A line counts if it contains the word "Rücklauftemperatur" at least once. State how many such lines the records contain, giving the number alone.

- [RECORD EXTRACTS]:
※ ※ ※

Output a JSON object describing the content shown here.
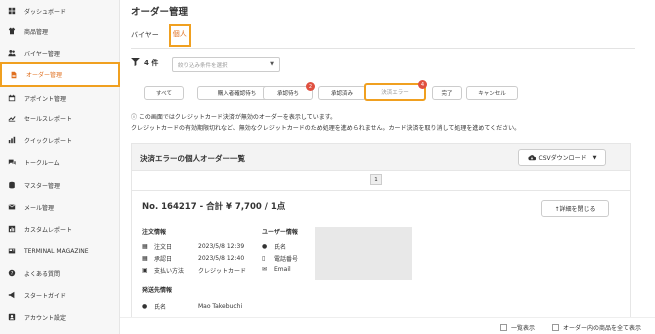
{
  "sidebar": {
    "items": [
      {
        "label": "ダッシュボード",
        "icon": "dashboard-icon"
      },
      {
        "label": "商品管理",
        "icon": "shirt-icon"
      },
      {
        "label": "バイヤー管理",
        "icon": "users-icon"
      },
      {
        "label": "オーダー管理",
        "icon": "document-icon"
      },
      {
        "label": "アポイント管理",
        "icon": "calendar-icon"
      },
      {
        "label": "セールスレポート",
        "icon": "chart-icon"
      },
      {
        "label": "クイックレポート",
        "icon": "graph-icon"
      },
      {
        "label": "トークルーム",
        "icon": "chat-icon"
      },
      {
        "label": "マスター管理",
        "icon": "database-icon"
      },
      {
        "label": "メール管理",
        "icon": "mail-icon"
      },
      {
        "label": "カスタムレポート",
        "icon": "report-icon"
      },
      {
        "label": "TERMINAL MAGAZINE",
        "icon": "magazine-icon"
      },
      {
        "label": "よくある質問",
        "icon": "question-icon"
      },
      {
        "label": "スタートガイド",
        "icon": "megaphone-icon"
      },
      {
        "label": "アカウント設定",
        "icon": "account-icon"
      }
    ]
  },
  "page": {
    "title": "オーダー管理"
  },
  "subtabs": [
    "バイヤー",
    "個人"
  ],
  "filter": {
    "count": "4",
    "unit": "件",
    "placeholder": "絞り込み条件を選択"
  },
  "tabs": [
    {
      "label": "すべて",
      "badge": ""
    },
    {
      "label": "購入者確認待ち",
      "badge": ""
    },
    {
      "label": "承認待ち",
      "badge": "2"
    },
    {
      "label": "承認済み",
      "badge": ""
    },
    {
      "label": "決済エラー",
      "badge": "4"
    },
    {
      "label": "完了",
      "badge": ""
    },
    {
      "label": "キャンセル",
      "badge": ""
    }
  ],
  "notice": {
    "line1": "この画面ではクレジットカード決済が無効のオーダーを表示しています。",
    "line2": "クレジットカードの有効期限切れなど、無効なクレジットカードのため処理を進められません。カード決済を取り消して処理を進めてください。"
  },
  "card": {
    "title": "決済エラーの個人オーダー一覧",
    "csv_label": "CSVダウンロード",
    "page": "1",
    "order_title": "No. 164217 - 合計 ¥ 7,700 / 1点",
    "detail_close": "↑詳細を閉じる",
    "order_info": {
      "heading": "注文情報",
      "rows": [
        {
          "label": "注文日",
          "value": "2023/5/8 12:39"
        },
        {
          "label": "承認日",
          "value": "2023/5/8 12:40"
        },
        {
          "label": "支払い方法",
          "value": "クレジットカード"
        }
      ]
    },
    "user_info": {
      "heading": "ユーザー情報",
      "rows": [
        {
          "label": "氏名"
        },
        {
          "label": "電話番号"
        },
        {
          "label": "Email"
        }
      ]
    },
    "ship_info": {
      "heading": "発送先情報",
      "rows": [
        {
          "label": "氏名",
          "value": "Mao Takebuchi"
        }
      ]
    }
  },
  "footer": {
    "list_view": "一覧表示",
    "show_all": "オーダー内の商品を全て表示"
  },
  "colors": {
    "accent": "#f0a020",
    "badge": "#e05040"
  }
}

※ ※ ※

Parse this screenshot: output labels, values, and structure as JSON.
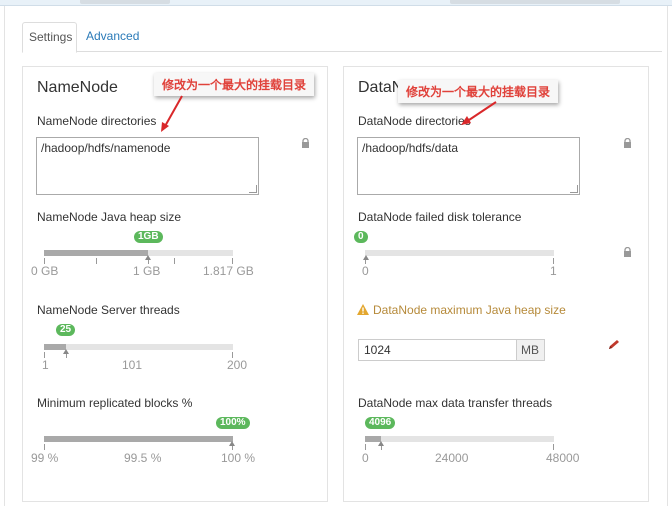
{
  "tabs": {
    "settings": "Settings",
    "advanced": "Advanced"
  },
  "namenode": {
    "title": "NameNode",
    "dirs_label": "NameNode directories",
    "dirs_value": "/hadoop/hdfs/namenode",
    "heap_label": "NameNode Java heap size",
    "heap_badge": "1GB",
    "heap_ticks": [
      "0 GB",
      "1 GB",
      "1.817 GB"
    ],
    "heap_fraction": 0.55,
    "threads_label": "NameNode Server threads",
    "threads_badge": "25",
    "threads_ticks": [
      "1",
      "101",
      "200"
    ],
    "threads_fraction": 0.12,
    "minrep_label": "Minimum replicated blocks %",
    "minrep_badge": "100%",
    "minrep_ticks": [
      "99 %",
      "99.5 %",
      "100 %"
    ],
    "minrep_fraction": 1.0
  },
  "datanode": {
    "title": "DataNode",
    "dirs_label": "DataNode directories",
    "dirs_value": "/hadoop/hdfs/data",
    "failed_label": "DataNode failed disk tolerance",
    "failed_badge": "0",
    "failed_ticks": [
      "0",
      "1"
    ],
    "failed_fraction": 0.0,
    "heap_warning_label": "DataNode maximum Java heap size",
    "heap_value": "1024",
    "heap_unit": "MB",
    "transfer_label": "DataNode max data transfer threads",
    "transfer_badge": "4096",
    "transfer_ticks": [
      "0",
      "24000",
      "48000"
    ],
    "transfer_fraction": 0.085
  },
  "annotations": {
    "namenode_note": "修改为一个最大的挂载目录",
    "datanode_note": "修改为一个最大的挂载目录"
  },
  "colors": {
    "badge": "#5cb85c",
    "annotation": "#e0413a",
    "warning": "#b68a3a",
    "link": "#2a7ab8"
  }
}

※ ※ ※

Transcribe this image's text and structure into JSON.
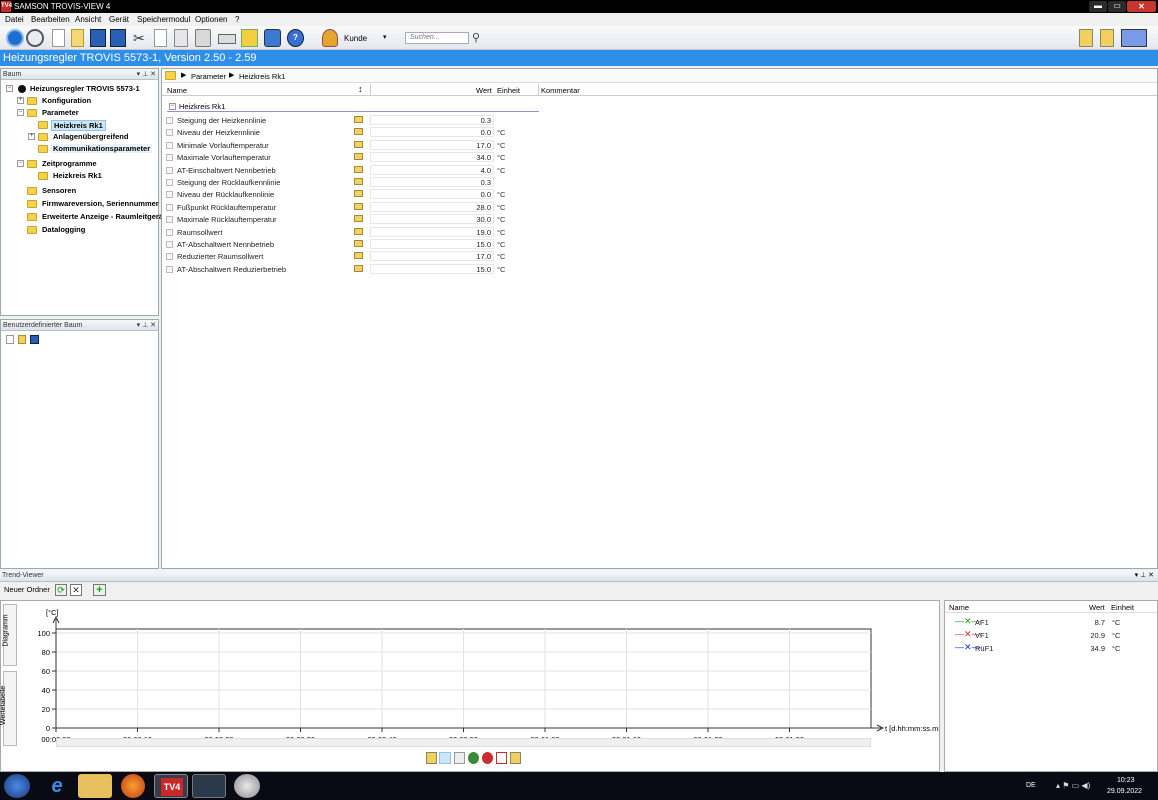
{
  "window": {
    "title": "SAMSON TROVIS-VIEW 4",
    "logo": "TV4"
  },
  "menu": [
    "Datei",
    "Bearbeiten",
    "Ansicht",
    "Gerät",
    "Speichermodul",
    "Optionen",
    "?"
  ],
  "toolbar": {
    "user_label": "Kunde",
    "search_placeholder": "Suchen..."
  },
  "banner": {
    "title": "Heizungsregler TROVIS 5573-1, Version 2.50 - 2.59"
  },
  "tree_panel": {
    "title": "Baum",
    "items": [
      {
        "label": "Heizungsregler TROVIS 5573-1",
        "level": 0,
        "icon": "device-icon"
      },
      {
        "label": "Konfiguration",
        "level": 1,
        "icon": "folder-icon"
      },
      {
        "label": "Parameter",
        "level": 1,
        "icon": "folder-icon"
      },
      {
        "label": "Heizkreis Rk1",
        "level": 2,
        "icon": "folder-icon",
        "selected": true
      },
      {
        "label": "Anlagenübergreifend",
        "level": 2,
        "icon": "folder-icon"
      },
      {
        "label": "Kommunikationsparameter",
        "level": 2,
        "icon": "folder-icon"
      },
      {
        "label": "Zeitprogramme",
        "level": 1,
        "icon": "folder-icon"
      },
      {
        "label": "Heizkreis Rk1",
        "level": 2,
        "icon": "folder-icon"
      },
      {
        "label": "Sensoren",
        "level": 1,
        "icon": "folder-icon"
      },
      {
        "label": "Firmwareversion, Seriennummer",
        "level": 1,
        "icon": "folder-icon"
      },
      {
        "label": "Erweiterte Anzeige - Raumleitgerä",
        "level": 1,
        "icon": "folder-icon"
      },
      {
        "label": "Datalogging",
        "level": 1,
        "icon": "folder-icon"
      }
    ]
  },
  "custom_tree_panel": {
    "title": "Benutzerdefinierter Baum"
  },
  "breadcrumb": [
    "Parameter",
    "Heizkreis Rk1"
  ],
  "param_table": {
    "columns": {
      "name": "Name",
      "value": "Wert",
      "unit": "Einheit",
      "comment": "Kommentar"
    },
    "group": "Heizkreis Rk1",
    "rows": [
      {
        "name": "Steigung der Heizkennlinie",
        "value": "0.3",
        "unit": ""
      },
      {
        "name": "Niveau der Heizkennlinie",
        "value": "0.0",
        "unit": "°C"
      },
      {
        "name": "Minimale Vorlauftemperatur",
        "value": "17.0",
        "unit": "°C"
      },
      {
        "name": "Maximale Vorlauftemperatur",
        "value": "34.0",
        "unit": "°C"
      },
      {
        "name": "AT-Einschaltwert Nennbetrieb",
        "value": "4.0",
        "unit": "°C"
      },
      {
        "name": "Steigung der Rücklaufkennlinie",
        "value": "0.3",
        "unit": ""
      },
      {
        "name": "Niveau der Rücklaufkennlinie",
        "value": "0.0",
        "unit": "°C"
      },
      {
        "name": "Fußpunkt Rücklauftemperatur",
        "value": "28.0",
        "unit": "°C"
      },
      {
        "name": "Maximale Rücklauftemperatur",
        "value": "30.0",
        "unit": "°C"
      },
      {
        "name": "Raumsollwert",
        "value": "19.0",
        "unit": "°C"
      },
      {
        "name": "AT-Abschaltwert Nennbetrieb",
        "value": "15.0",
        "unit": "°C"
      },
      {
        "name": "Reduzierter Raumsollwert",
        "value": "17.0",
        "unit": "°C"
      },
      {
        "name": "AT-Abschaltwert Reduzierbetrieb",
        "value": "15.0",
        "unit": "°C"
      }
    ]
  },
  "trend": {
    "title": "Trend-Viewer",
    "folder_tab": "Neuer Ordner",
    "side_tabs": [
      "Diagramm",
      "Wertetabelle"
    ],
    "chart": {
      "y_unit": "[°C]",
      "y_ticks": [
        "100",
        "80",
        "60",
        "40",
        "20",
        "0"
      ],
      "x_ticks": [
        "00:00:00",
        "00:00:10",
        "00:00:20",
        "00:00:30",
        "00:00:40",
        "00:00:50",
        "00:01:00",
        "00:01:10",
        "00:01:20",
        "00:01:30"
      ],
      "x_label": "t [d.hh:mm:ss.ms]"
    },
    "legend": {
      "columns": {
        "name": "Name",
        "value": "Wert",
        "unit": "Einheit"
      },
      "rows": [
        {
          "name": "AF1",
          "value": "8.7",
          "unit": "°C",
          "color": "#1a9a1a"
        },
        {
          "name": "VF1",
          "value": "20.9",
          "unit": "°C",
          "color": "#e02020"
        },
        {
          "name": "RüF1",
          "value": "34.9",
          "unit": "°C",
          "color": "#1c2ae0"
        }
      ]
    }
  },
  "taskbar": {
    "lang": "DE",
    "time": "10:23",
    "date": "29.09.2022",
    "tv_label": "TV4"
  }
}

※ ※ ※

- [ANSWER]:
2